-- The problem --
Please answer these questions from the passage on organic phosphorus sources below, one answer per line:
1. What kind of phosphorus did the initial rhizosphere environment contain?
2. How many additional organic P compounds were added to the medium at the beginning of the fourth iteration?
3. How many additional GSMMs did the fifth iteration support?

START Passage provided

To enlarge the array of growing species, we tested the effect of the addition of organic phosphorous sources. Organic phosphorous is typically a limiting factor in soil (Huang et al., 2017) and its utilization varies greatly between microbial species [i.e., different P sources were shown to have a selective effect on different microbial groups (Zheng et al., 2019)]. The initial rhizosphere environment contained only inorganic phosphorous. During first to third MCSM simulations, nine organic P compounds were secreted to the simulation medium, which was updated accordingly. At the beginning of the fourth iteration, 31 additional organic P compounds were identified by screening the species-specific poor medium and were added to the medium (Figure 4—source data 1; organic phosphorous compounds). The additional organic P compounds supported the growth of nine additional GSMMs (Figure 4B) and led to the secretion of 13 new compounds, which were added to the environment. The fifth iteration supported the growth of four additional GSMMs and two new compounds were secreted. Final simulations in the cumulative rhizosphere environment were composed of all secreted compounds and led to the same secretion and growth profile as the previous iteration. Therefore, no further growth iterations were conducted.

END Passage provided
START Material supplied

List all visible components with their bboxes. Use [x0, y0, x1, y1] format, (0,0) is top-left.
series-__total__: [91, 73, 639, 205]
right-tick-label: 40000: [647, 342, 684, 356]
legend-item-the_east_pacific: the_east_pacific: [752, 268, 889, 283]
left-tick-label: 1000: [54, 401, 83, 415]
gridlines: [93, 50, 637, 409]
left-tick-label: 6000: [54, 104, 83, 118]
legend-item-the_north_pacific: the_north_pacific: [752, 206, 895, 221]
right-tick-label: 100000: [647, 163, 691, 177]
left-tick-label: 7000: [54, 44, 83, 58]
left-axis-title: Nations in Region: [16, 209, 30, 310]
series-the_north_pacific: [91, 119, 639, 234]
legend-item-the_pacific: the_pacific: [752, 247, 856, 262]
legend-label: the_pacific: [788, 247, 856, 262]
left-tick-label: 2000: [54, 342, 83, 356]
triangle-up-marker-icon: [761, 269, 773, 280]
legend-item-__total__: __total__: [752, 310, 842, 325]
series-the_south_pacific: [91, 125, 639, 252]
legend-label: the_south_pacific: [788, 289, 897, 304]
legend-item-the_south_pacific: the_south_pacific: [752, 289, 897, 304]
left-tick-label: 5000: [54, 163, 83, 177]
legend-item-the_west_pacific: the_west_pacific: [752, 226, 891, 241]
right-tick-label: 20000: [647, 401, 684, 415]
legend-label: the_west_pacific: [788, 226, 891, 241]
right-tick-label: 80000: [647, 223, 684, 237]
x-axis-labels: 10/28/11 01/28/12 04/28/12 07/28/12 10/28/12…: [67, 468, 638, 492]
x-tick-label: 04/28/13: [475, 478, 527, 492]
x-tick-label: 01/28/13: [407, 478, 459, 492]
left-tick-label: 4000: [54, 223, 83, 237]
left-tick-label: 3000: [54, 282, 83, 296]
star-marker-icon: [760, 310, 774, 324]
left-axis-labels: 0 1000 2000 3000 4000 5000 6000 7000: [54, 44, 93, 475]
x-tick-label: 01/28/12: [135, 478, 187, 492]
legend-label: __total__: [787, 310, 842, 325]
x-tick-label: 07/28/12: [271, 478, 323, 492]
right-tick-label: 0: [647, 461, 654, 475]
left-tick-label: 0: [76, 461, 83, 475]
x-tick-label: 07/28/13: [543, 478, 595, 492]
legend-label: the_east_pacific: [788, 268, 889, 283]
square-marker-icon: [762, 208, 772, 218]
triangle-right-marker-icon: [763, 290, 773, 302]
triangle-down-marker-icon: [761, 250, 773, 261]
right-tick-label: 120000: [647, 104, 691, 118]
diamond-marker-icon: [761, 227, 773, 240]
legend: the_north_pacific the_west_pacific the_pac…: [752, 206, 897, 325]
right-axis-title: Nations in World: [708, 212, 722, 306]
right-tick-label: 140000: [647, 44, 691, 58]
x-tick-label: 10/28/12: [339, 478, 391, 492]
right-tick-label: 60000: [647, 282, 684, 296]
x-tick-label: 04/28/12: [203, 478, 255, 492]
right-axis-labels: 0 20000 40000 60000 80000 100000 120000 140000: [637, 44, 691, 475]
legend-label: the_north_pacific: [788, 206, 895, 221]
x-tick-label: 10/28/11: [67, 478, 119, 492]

END Material supplied

-- Answer to this exercise --
1. Only inorganic phosphorous.
2. 31.
3. Four.